═══ DATA SUPPLIED ═══

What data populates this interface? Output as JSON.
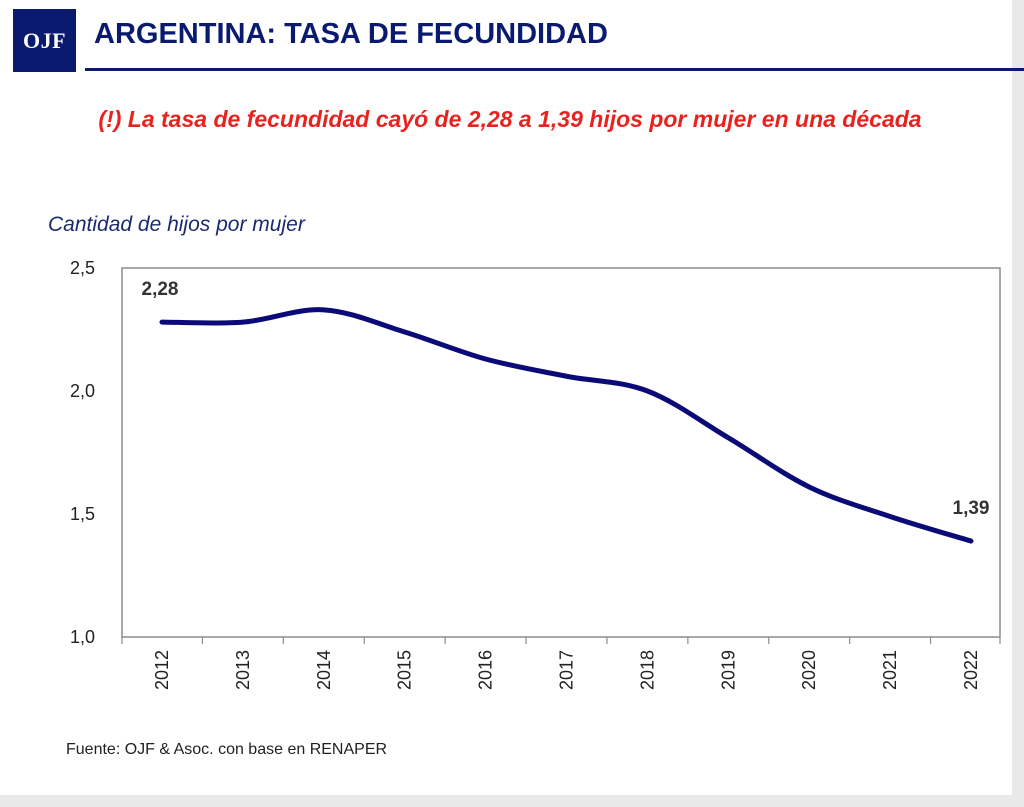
{
  "header": {
    "logo_text": "OJF",
    "title": "ARGENTINA: TASA DE FECUNDIDAD"
  },
  "subtitle": "(!) La tasa de fecundidad cayó de 2,28 a 1,39 hijos por mujer en una década",
  "source": "Fuente: OJF & Asoc. con base en RENAPER",
  "colors": {
    "navy": "#0a1a6e",
    "line": "#0a0a78",
    "headline_red": "#e8231f"
  },
  "chart_data": {
    "type": "line",
    "ylabel": "Cantidad de hijos por mujer",
    "x": [
      "2012",
      "2013",
      "2014",
      "2015",
      "2016",
      "2017",
      "2018",
      "2019",
      "2020",
      "2021",
      "2022"
    ],
    "series": [
      {
        "values": [
          2.28,
          2.28,
          2.33,
          2.24,
          2.13,
          2.06,
          2.0,
          1.81,
          1.61,
          1.49,
          1.39
        ]
      }
    ],
    "yticks": [
      "1,0",
      "1,5",
      "2,0",
      "2,5"
    ],
    "ylim": [
      1.0,
      2.5
    ],
    "data_labels": [
      {
        "index": 0,
        "text": "2,28"
      },
      {
        "index": 10,
        "text": "1,39"
      }
    ],
    "grid": false,
    "legend": "none"
  }
}
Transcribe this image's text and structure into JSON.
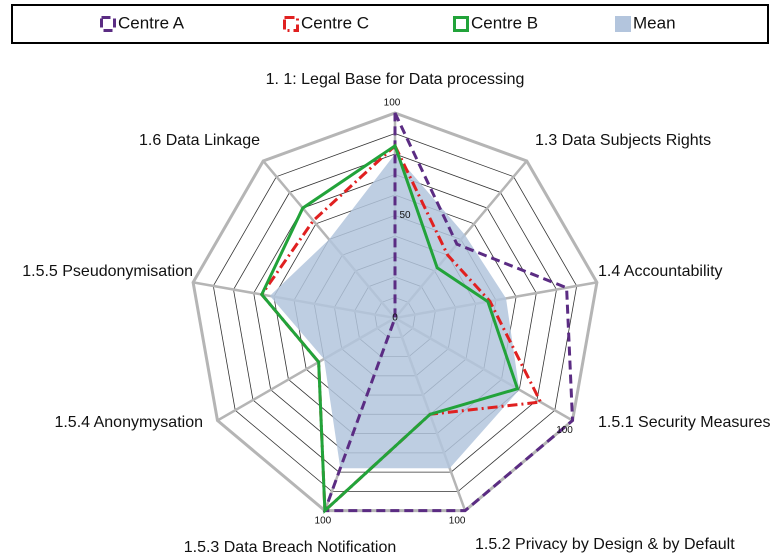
{
  "chart_data": {
    "type": "radar",
    "categories": [
      "1. 1: Legal Base for Data processing",
      "1.3 Data Subjects Rights",
      "1.4 Accountability",
      "1.5.1 Security Measures",
      "1.5.2 Privacy by Design & by Default",
      "1.5.3 Data Breach Notification",
      "1.5.4 Anonymysation",
      "1.5.5 Pseudonymisation",
      "1.6 Data Linkage"
    ],
    "rlim": [
      0,
      100
    ],
    "rticks": [
      0,
      50
    ],
    "grid_step": 10,
    "series": [
      {
        "name": "Centre A",
        "color": "#5b2c83",
        "style": "dashed",
        "values": [
          100,
          47,
          85,
          100,
          100,
          100,
          0,
          0,
          0
        ],
        "value_labels": [
          "100",
          null,
          null,
          "100",
          "100",
          "100",
          null,
          null,
          null
        ]
      },
      {
        "name": "Centre C",
        "color": "#e02020",
        "style": "dashdot",
        "values": [
          84,
          40,
          47,
          82,
          50,
          100,
          43,
          66,
          62
        ]
      },
      {
        "name": "Centre B",
        "color": "#22a33a",
        "style": "solid",
        "values": [
          84,
          32,
          46,
          69,
          50,
          100,
          43,
          66,
          70
        ]
      },
      {
        "name": "Mean",
        "color": "#b3c5dd",
        "style": "area",
        "values": [
          80,
          53,
          55,
          70,
          78,
          78,
          40,
          62,
          50
        ]
      }
    ]
  }
}
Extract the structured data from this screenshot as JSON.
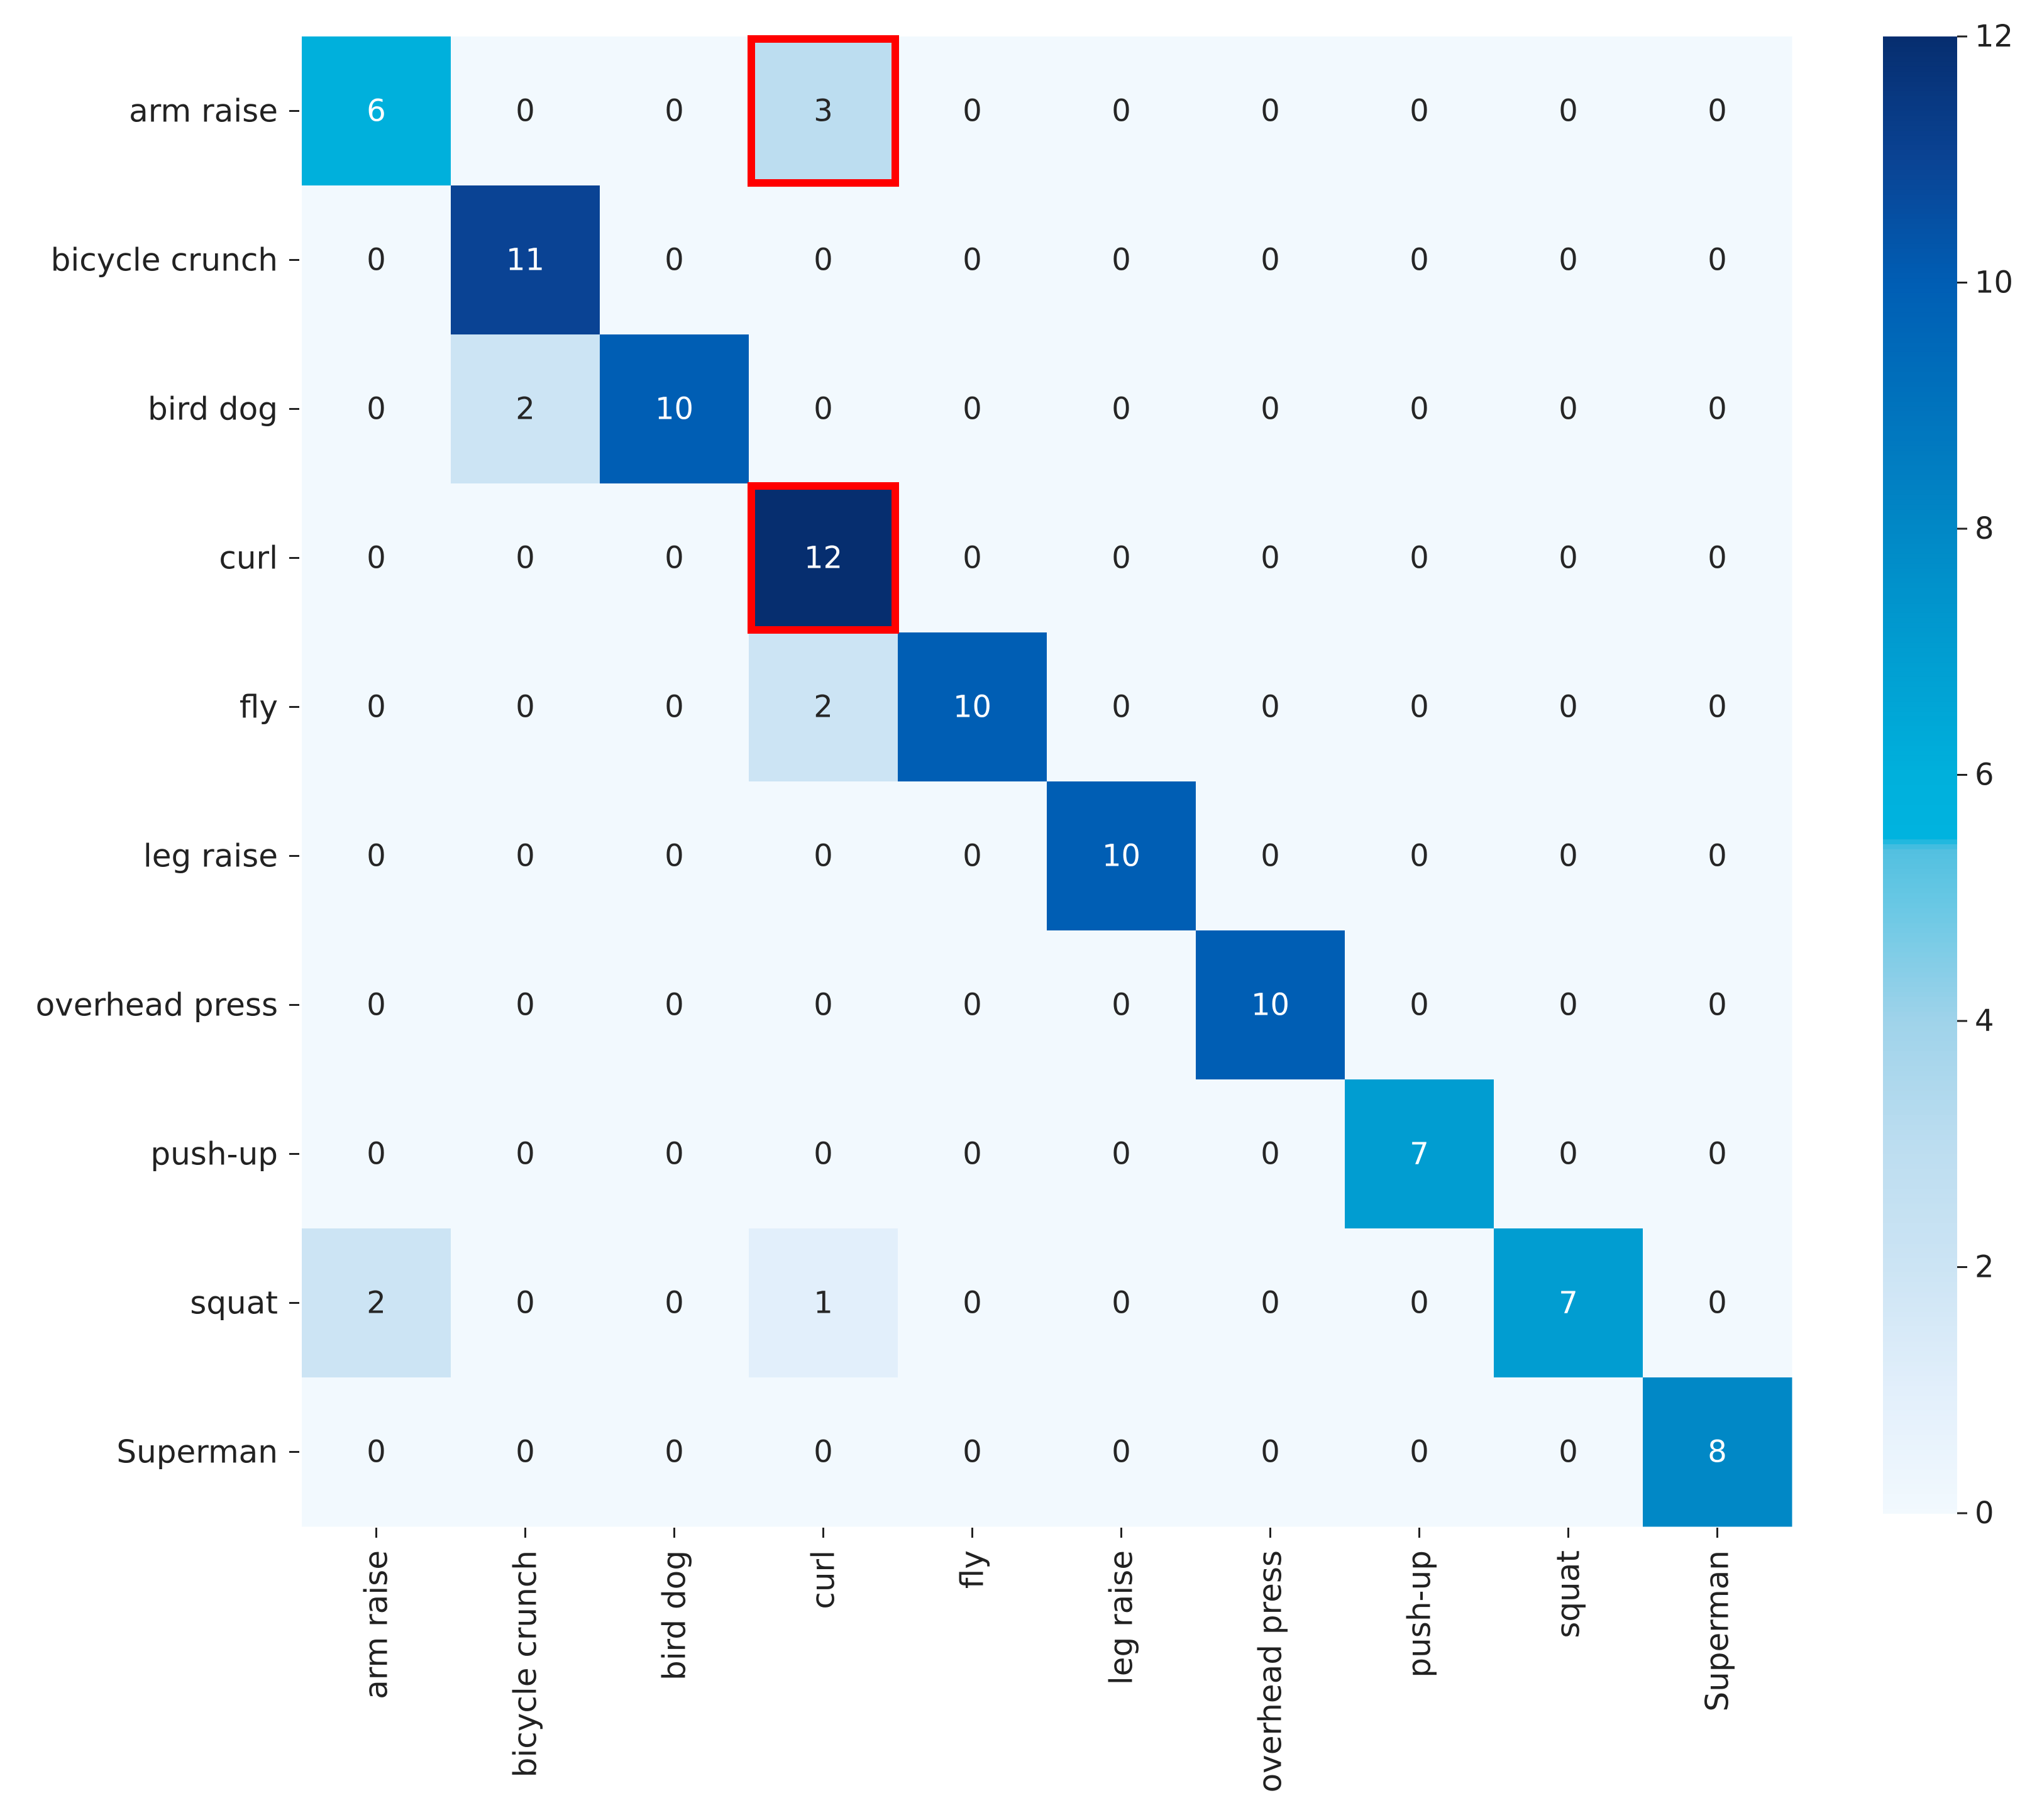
{
  "chart_data": {
    "type": "heatmap",
    "title": "",
    "xlabel": "",
    "ylabel": "",
    "row_labels": [
      "arm raise",
      "bicycle crunch",
      "bird dog",
      "curl",
      "fly",
      "leg raise",
      "overhead press",
      "push-up",
      "squat",
      "Superman"
    ],
    "col_labels": [
      "arm raise",
      "bicycle crunch",
      "bird dog",
      "curl",
      "fly",
      "leg raise",
      "overhead press",
      "push-up",
      "squat",
      "Superman"
    ],
    "values": [
      [
        6,
        0,
        0,
        3,
        0,
        0,
        0,
        0,
        0,
        0
      ],
      [
        0,
        11,
        0,
        0,
        0,
        0,
        0,
        0,
        0,
        0
      ],
      [
        0,
        2,
        10,
        0,
        0,
        0,
        0,
        0,
        0,
        0
      ],
      [
        0,
        0,
        0,
        12,
        0,
        0,
        0,
        0,
        0,
        0
      ],
      [
        0,
        0,
        0,
        2,
        10,
        0,
        0,
        0,
        0,
        0
      ],
      [
        0,
        0,
        0,
        0,
        0,
        10,
        0,
        0,
        0,
        0
      ],
      [
        0,
        0,
        0,
        0,
        0,
        0,
        10,
        0,
        0,
        0
      ],
      [
        0,
        0,
        0,
        0,
        0,
        0,
        0,
        7,
        0,
        0
      ],
      [
        2,
        0,
        0,
        1,
        0,
        0,
        0,
        0,
        7,
        0
      ],
      [
        0,
        0,
        0,
        0,
        0,
        0,
        0,
        0,
        0,
        8
      ]
    ],
    "colorbar": {
      "min": 0,
      "max": 12,
      "ticks": [
        0,
        2,
        4,
        6,
        8,
        10,
        12
      ]
    },
    "colormap": [
      [
        0,
        "#f2f9fe"
      ],
      [
        1,
        "#e2effb"
      ],
      [
        2,
        "#cce4f4"
      ],
      [
        3,
        "#bcddf0"
      ],
      [
        4,
        "#9fd3ea"
      ],
      [
        5,
        "#66c7e4"
      ],
      [
        5.4,
        "#52c0e0"
      ],
      [
        5.5,
        "#00b3df"
      ],
      [
        6,
        "#00b0dc"
      ],
      [
        7,
        "#019dd1"
      ],
      [
        8,
        "#0188c6"
      ],
      [
        10,
        "#005eb4"
      ],
      [
        11,
        "#0a4394"
      ],
      [
        12,
        "#062e6f"
      ]
    ],
    "highlighted_cells": [
      {
        "row": 0,
        "col": 3
      },
      {
        "row": 3,
        "col": 3
      }
    ],
    "highlight_color": "#ff0000",
    "grid": false
  }
}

═══

TASK INSTRUCTIONS.
The listing above must be printed again exactly, minus its pictures.

ANSWER FOR THIS EXERCISE.
What data populates this interface? Output as JSON.
{
  "header": {
    "logo_text": "OJF",
    "title": "ARGENTINA: TASA DE FECUNDIDAD"
  },
  "subtitle": "(!) La tasa de fecundidad cayó de 2,28 a 1,39 hijos por mujer en una década",
  "source": "Fuente: OJF & Asoc. con base en RENAPER",
  "colors": {
    "navy": "#0a1a6e",
    "line": "#0a0a78",
    "headline_red": "#e8231f"
  },
  "chart_data": {
    "type": "line",
    "ylabel": "Cantidad de hijos por mujer",
    "x": [
      "2012",
      "2013",
      "2014",
      "2015",
      "2016",
      "2017",
      "2018",
      "2019",
      "2020",
      "2021",
      "2022"
    ],
    "series": [
      {
        "values": [
          2.28,
          2.28,
          2.33,
          2.24,
          2.13,
          2.06,
          2.0,
          1.81,
          1.61,
          1.49,
          1.39
        ]
      }
    ],
    "yticks": [
      "1,0",
      "1,5",
      "2,0",
      "2,5"
    ],
    "ylim": [
      1.0,
      2.5
    ],
    "data_labels": [
      {
        "index": 0,
        "text": "2,28"
      },
      {
        "index": 10,
        "text": "1,39"
      }
    ],
    "grid": false,
    "legend": "none"
  }
}
Transcribe this image's text and structure into JSON.
{
  "chart_data": {
    "type": "radar",
    "categories": [
      "1. 1: Legal Base for Data processing",
      "1.3 Data Subjects Rights",
      "1.4 Accountability",
      "1.5.1 Security Measures",
      "1.5.2 Privacy by Design & by Default",
      "1.5.3 Data Breach Notification",
      "1.5.4 Anonymysation",
      "1.5.5 Pseudonymisation",
      "1.6 Data Linkage"
    ],
    "rlim": [
      0,
      100
    ],
    "rticks": [
      0,
      50
    ],
    "grid_step": 10,
    "series": [
      {
        "name": "Centre A",
        "color": "#5b2c83",
        "style": "dashed",
        "values": [
          100,
          47,
          85,
          100,
          100,
          100,
          0,
          0,
          0
        ],
        "value_labels": [
          "100",
          null,
          null,
          "100",
          "100",
          "100",
          null,
          null,
          null
        ]
      },
      {
        "name": "Centre C",
        "color": "#e02020",
        "style": "dashdot",
        "values": [
          84,
          40,
          47,
          82,
          50,
          100,
          43,
          66,
          62
        ]
      },
      {
        "name": "Centre B",
        "color": "#22a33a",
        "style": "solid",
        "values": [
          84,
          32,
          46,
          69,
          50,
          100,
          43,
          66,
          70
        ]
      },
      {
        "name": "Mean",
        "color": "#b3c5dd",
        "style": "area",
        "values": [
          80,
          53,
          55,
          70,
          78,
          78,
          40,
          62,
          50
        ]
      }
    ]
  }
}
Extract the structured data from this screenshot as JSON.
{
  "chart_data": {
    "type": "heatmap",
    "title": "",
    "xlabel": "",
    "ylabel": "",
    "row_labels": [
      "arm raise",
      "bicycle crunch",
      "bird dog",
      "curl",
      "fly",
      "leg raise",
      "overhead press",
      "push-up",
      "squat",
      "Superman"
    ],
    "col_labels": [
      "arm raise",
      "bicycle crunch",
      "bird dog",
      "curl",
      "fly",
      "leg raise",
      "overhead press",
      "push-up",
      "squat",
      "Superman"
    ],
    "values": [
      [
        6,
        0,
        0,
        3,
        0,
        0,
        0,
        0,
        0,
        0
      ],
      [
        0,
        11,
        0,
        0,
        0,
        0,
        0,
        0,
        0,
        0
      ],
      [
        0,
        2,
        10,
        0,
        0,
        0,
        0,
        0,
        0,
        0
      ],
      [
        0,
        0,
        0,
        12,
        0,
        0,
        0,
        0,
        0,
        0
      ],
      [
        0,
        0,
        0,
        2,
        10,
        0,
        0,
        0,
        0,
        0
      ],
      [
        0,
        0,
        0,
        0,
        0,
        10,
        0,
        0,
        0,
        0
      ],
      [
        0,
        0,
        0,
        0,
        0,
        0,
        10,
        0,
        0,
        0
      ],
      [
        0,
        0,
        0,
        0,
        0,
        0,
        0,
        7,
        0,
        0
      ],
      [
        2,
        0,
        0,
        1,
        0,
        0,
        0,
        0,
        7,
        0
      ],
      [
        0,
        0,
        0,
        0,
        0,
        0,
        0,
        0,
        0,
        8
      ]
    ],
    "colorbar": {
      "min": 0,
      "max": 12,
      "ticks": [
        0,
        2,
        4,
        6,
        8,
        10,
        12
      ]
    },
    "colormap": [
      [
        0,
        "#f2f9fe"
      ],
      [
        1,
        "#e2effb"
      ],
      [
        2,
        "#cce4f4"
      ],
      [
        3,
        "#bcddf0"
      ],
      [
        4,
        "#9fd3ea"
      ],
      [
        5,
        "#66c7e4"
      ],
      [
        5.4,
        "#52c0e0"
      ],
      [
        5.5,
        "#00b3df"
      ],
      [
        6,
        "#00b0dc"
      ],
      [
        7,
        "#019dd1"
      ],
      [
        8,
        "#0188c6"
      ],
      [
        10,
        "#005eb4"
      ],
      [
        11,
        "#0a4394"
      ],
      [
        12,
        "#062e6f"
      ]
    ],
    "highlighted_cells": [
      {
        "row": 0,
        "col": 3
      },
      {
        "row": 3,
        "col": 3
      }
    ],
    "highlight_color": "#ff0000",
    "grid": false
  }
}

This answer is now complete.